Entries supplied:
· · ·

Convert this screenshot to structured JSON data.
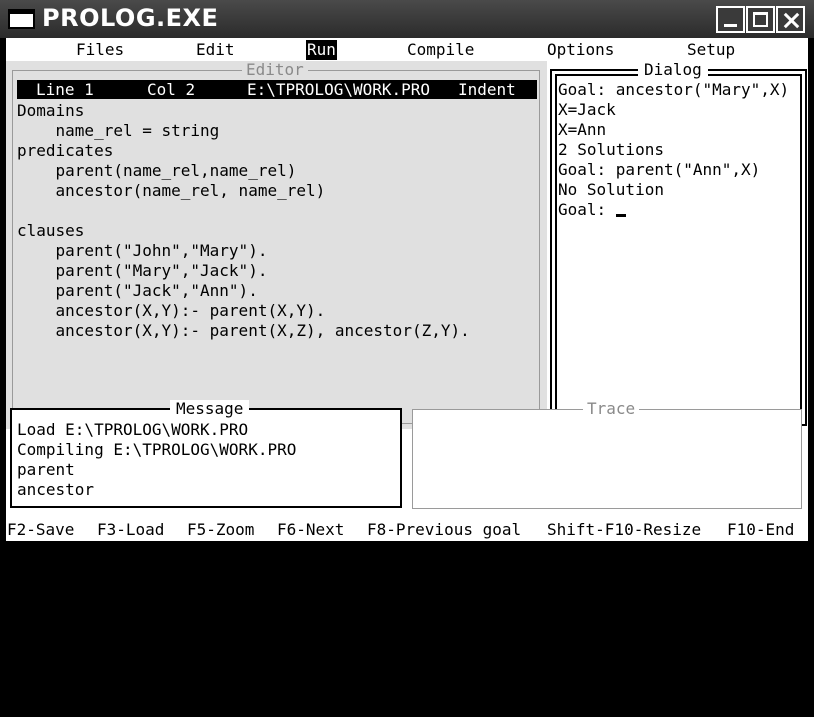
{
  "window": {
    "title": "PROLOG.EXE",
    "icon_text": "C:\\_"
  },
  "menu": [
    {
      "label": "Files",
      "active": false
    },
    {
      "label": "Edit",
      "active": false
    },
    {
      "label": "Run",
      "active": true
    },
    {
      "label": "Compile",
      "active": false
    },
    {
      "label": "Options",
      "active": false
    },
    {
      "label": "Setup",
      "active": false
    }
  ],
  "editor": {
    "title": "Editor",
    "status": {
      "line": "Line 1",
      "col": "Col 2",
      "file": "E:\\TPROLOG\\WORK.PRO",
      "mode": "Indent"
    },
    "lines": [
      "Domains",
      "    name_rel = string",
      "predicates",
      "    parent(name_rel,name_rel)",
      "    ancestor(name_rel, name_rel)",
      "",
      "clauses",
      "    parent(\"John\",\"Mary\").",
      "    parent(\"Mary\",\"Jack\").",
      "    parent(\"Jack\",\"Ann\").",
      "    ancestor(X,Y):- parent(X,Y).",
      "    ancestor(X,Y):- parent(X,Z), ancestor(Z,Y)."
    ]
  },
  "dialog": {
    "title": "Dialog",
    "lines": [
      "Goal: ancestor(\"Mary\",X)",
      "X=Jack",
      "X=Ann",
      "2 Solutions",
      "Goal: parent(\"Ann\",X)",
      "No Solution",
      "Goal: "
    ]
  },
  "message": {
    "title": "Message",
    "lines": [
      "Load E:\\TPROLOG\\WORK.PRO",
      "Compiling E:\\TPROLOG\\WORK.PRO",
      "parent",
      "ancestor"
    ]
  },
  "trace": {
    "title": "Trace"
  },
  "fkeys": [
    "F2-Save",
    "F3-Load",
    "F5-Zoom",
    "F6-Next",
    "F8-Previous goal",
    "Shift-F10-Resize",
    "F10-End"
  ]
}
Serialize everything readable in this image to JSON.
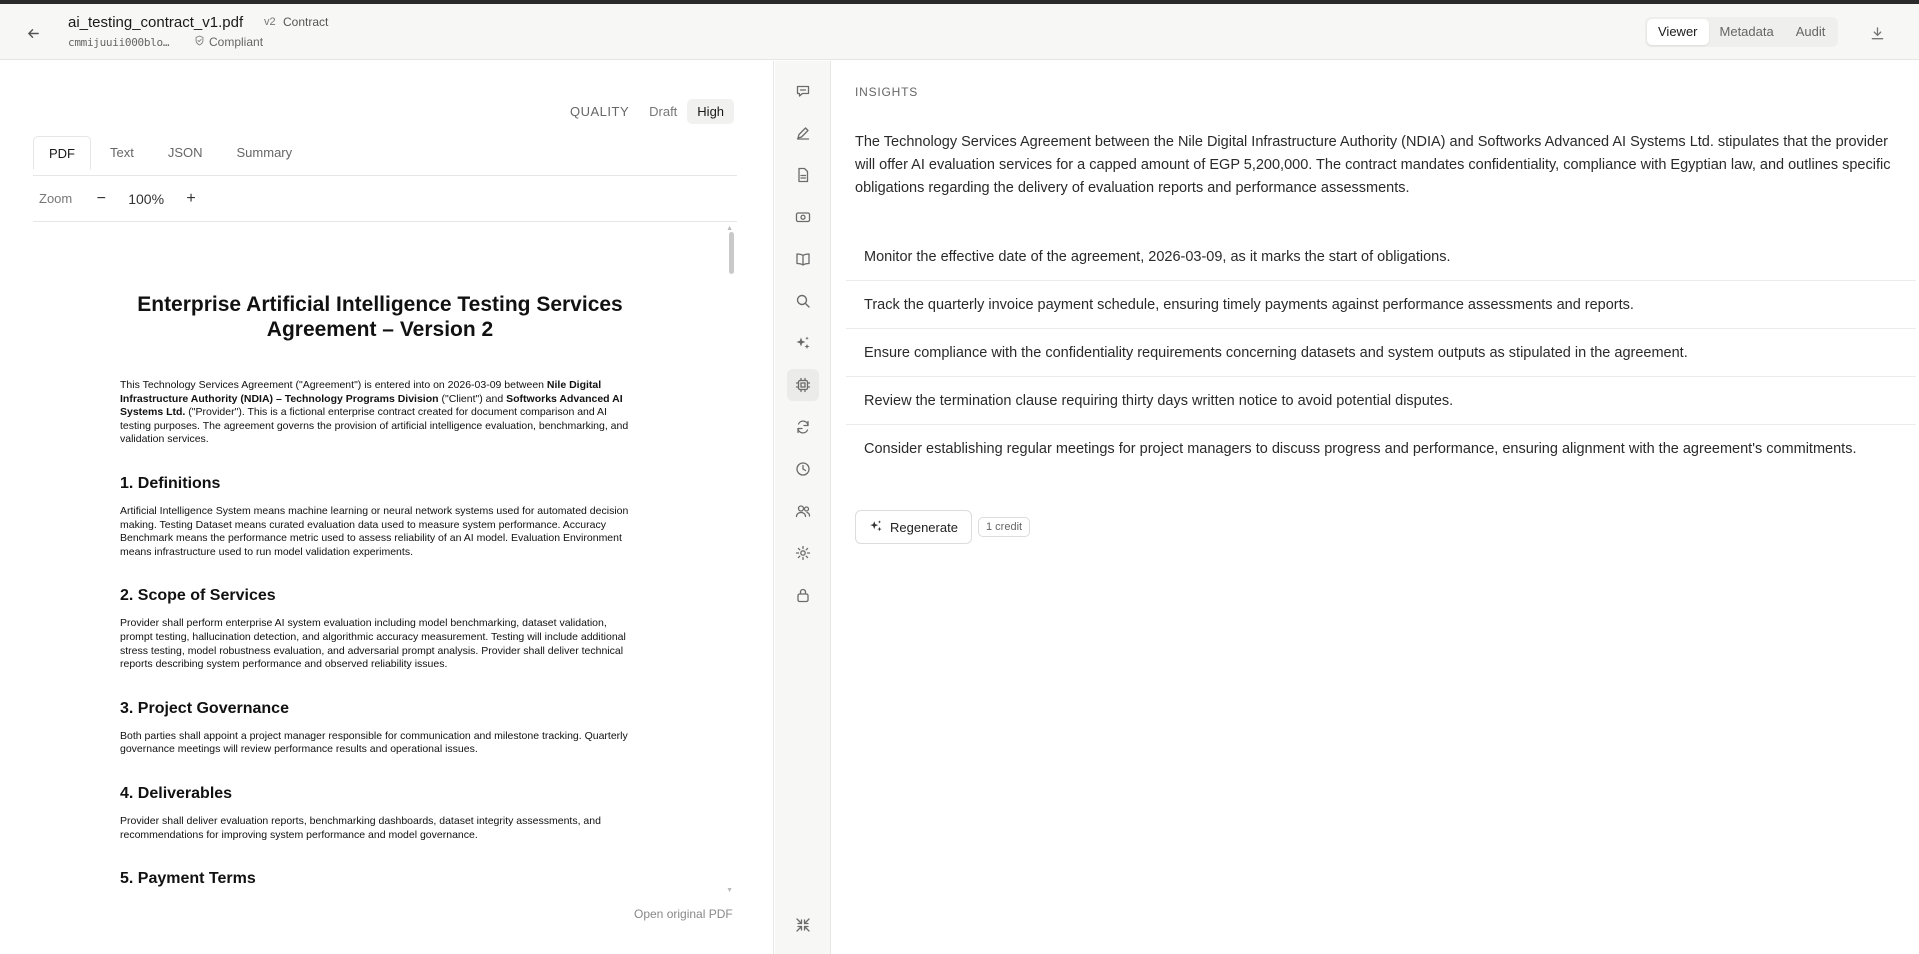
{
  "header": {
    "file_name": "ai_testing_contract_v1.pdf",
    "version": "v2",
    "doc_type": "Contract",
    "file_id": "cmmijuuii000blo…",
    "status": "Compliant",
    "modes": [
      "Viewer",
      "Metadata",
      "Audit"
    ],
    "active_mode": "Viewer"
  },
  "left": {
    "quality_label": "QUALITY",
    "quality_options": [
      "Draft",
      "High"
    ],
    "quality_selected": "High",
    "tabs": [
      "PDF",
      "Text",
      "JSON",
      "Summary"
    ],
    "active_tab": "PDF",
    "zoom_label": "Zoom",
    "zoom_minus": "−",
    "zoom_value": "100%",
    "zoom_plus": "+",
    "open_original": "Open original PDF"
  },
  "document": {
    "title": "Enterprise Artificial Intelligence Testing Services Agreement – Version 2",
    "intro": {
      "part1": "This Technology Services Agreement (\"Agreement\") is entered into on 2026-03-09 between ",
      "client": "Nile Digital Infrastructure Authority (NDIA) – Technology Programs Division",
      "part2": " (\"Client\") and ",
      "provider": "Softworks Advanced AI Systems Ltd.",
      "part3": " (\"Provider\"). This is a fictional enterprise contract created for document comparison and AI testing purposes. The agreement governs the provision of artificial intelligence evaluation, benchmarking, and validation services."
    },
    "sections": [
      {
        "heading": "1. Definitions",
        "body": "Artificial Intelligence System means machine learning or neural network systems used for automated decision making. Testing Dataset means curated evaluation data used to measure system performance. Accuracy Benchmark means the performance metric used to assess reliability of an AI model. Evaluation Environment means infrastructure used to run model validation experiments."
      },
      {
        "heading": "2. Scope of Services",
        "body": "Provider shall perform enterprise AI system evaluation including model benchmarking, dataset validation, prompt testing, hallucination detection, and algorithmic accuracy measurement. Testing will include additional stress testing, model robustness evaluation, and adversarial prompt analysis. Provider shall deliver technical reports describing system performance and observed reliability issues."
      },
      {
        "heading": "3. Project Governance",
        "body": "Both parties shall appoint a project manager responsible for communication and milestone tracking. Quarterly governance meetings will review performance results and operational issues."
      },
      {
        "heading": "4. Deliverables",
        "body": "Provider shall deliver evaluation reports, benchmarking dashboards, dataset integrity assessments, and recommendations for improving system performance and model governance."
      },
      {
        "heading": "5. Payment Terms",
        "body": ""
      }
    ]
  },
  "tools": [
    "chat-icon",
    "edit-icon",
    "file-text-icon",
    "money-icon",
    "book-icon",
    "search-icon",
    "sparkles-icon",
    "chip-icon",
    "refresh-icon",
    "clock-icon",
    "users-icon",
    "gear-icon",
    "lock-icon",
    "collapse-icon"
  ],
  "insights": {
    "label": "INSIGHTS",
    "summary": "The Technology Services Agreement between the Nile Digital Infrastructure Authority (NDIA) and Softworks Advanced AI Systems Ltd. stipulates that the provider will offer AI evaluation services for a capped amount of EGP 5,200,000. The contract mandates confidentiality, compliance with Egyptian law, and outlines specific obligations regarding the delivery of evaluation reports and performance assessments.",
    "items": [
      "Monitor the effective date of the agreement, 2026-03-09, as it marks the start of obligations.",
      "Track the quarterly invoice payment schedule, ensuring timely payments against performance assessments and reports.",
      "Ensure compliance with the confidentiality requirements concerning datasets and system outputs as stipulated in the agreement.",
      "Review the termination clause requiring thirty days written notice to avoid potential disputes.",
      "Consider establishing regular meetings for project managers to discuss progress and performance, ensuring alignment with the agreement's commitments."
    ],
    "regenerate_label": "Regenerate",
    "credit_label": "1 credit"
  }
}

· · ·

Task prompt: Reproduce the full listing above verbatim, with no pictures included.

Complete output:
Convert this screenshot to structured JSON data.
{
  "window": {
    "title": "PROLOG.EXE",
    "icon_text": "C:\\_"
  },
  "menu": [
    {
      "label": "Files",
      "active": false
    },
    {
      "label": "Edit",
      "active": false
    },
    {
      "label": "Run",
      "active": true
    },
    {
      "label": "Compile",
      "active": false
    },
    {
      "label": "Options",
      "active": false
    },
    {
      "label": "Setup",
      "active": false
    }
  ],
  "editor": {
    "title": "Editor",
    "status": {
      "line": "Line 1",
      "col": "Col 2",
      "file": "E:\\TPROLOG\\WORK.PRO",
      "mode": "Indent"
    },
    "lines": [
      "Domains",
      "    name_rel = string",
      "predicates",
      "    parent(name_rel,name_rel)",
      "    ancestor(name_rel, name_rel)",
      "",
      "clauses",
      "    parent(\"John\",\"Mary\").",
      "    parent(\"Mary\",\"Jack\").",
      "    parent(\"Jack\",\"Ann\").",
      "    ancestor(X,Y):- parent(X,Y).",
      "    ancestor(X,Y):- parent(X,Z), ancestor(Z,Y)."
    ]
  },
  "dialog": {
    "title": "Dialog",
    "lines": [
      "Goal: ancestor(\"Mary\",X)",
      "X=Jack",
      "X=Ann",
      "2 Solutions",
      "Goal: parent(\"Ann\",X)",
      "No Solution",
      "Goal: "
    ]
  },
  "message": {
    "title": "Message",
    "lines": [
      "Load E:\\TPROLOG\\WORK.PRO",
      "Compiling E:\\TPROLOG\\WORK.PRO",
      "parent",
      "ancestor"
    ]
  },
  "trace": {
    "title": "Trace"
  },
  "fkeys": [
    "F2-Save",
    "F3-Load",
    "F5-Zoom",
    "F6-Next",
    "F8-Previous goal",
    "Shift-F10-Resize",
    "F10-End"
  ]
}
Serialize everything readable in this image to JSON.
{
  "header": {
    "file_name": "ai_testing_contract_v1.pdf",
    "version": "v2",
    "doc_type": "Contract",
    "file_id": "cmmijuuii000blo…",
    "status": "Compliant",
    "modes": [
      "Viewer",
      "Metadata",
      "Audit"
    ],
    "active_mode": "Viewer"
  },
  "left": {
    "quality_label": "QUALITY",
    "quality_options": [
      "Draft",
      "High"
    ],
    "quality_selected": "High",
    "tabs": [
      "PDF",
      "Text",
      "JSON",
      "Summary"
    ],
    "active_tab": "PDF",
    "zoom_label": "Zoom",
    "zoom_minus": "−",
    "zoom_value": "100%",
    "zoom_plus": "+",
    "open_original": "Open original PDF"
  },
  "document": {
    "title": "Enterprise Artificial Intelligence Testing Services Agreement – Version 2",
    "intro": {
      "part1": "This Technology Services Agreement (\"Agreement\") is entered into on 2026-03-09 between ",
      "client": "Nile Digital Infrastructure Authority (NDIA) – Technology Programs Division",
      "part2": " (\"Client\") and ",
      "provider": "Softworks Advanced AI Systems Ltd.",
      "part3": " (\"Provider\"). This is a fictional enterprise contract created for document comparison and AI testing purposes. The agreement governs the provision of artificial intelligence evaluation, benchmarking, and validation services."
    },
    "sections": [
      {
        "heading": "1. Definitions",
        "body": "Artificial Intelligence System means machine learning or neural network systems used for automated decision making. Testing Dataset means curated evaluation data used to measure system performance. Accuracy Benchmark means the performance metric used to assess reliability of an AI model. Evaluation Environment means infrastructure used to run model validation experiments."
      },
      {
        "heading": "2. Scope of Services",
        "body": "Provider shall perform enterprise AI system evaluation including model benchmarking, dataset validation, prompt testing, hallucination detection, and algorithmic accuracy measurement. Testing will include additional stress testing, model robustness evaluation, and adversarial prompt analysis. Provider shall deliver technical reports describing system performance and observed reliability issues."
      },
      {
        "heading": "3. Project Governance",
        "body": "Both parties shall appoint a project manager responsible for communication and milestone tracking. Quarterly governance meetings will review performance results and operational issues."
      },
      {
        "heading": "4. Deliverables",
        "body": "Provider shall deliver evaluation reports, benchmarking dashboards, dataset integrity assessments, and recommendations for improving system performance and model governance."
      },
      {
        "heading": "5. Payment Terms",
        "body": ""
      }
    ]
  },
  "tools": [
    "chat-icon",
    "edit-icon",
    "file-text-icon",
    "money-icon",
    "book-icon",
    "search-icon",
    "sparkles-icon",
    "chip-icon",
    "refresh-icon",
    "clock-icon",
    "users-icon",
    "gear-icon",
    "lock-icon",
    "collapse-icon"
  ],
  "insights": {
    "label": "INSIGHTS",
    "summary": "The Technology Services Agreement between the Nile Digital Infrastructure Authority (NDIA) and Softworks Advanced AI Systems Ltd. stipulates that the provider will offer AI evaluation services for a capped amount of EGP 5,200,000. The contract mandates confidentiality, compliance with Egyptian law, and outlines specific obligations regarding the delivery of evaluation reports and performance assessments.",
    "items": [
      "Monitor the effective date of the agreement, 2026-03-09, as it marks the start of obligations.",
      "Track the quarterly invoice payment schedule, ensuring timely payments against performance assessments and reports.",
      "Ensure compliance with the confidentiality requirements concerning datasets and system outputs as stipulated in the agreement.",
      "Review the termination clause requiring thirty days written notice to avoid potential disputes.",
      "Consider establishing regular meetings for project managers to discuss progress and performance, ensuring alignment with the agreement's commitments."
    ],
    "regenerate_label": "Regenerate",
    "credit_label": "1 credit"
  }
}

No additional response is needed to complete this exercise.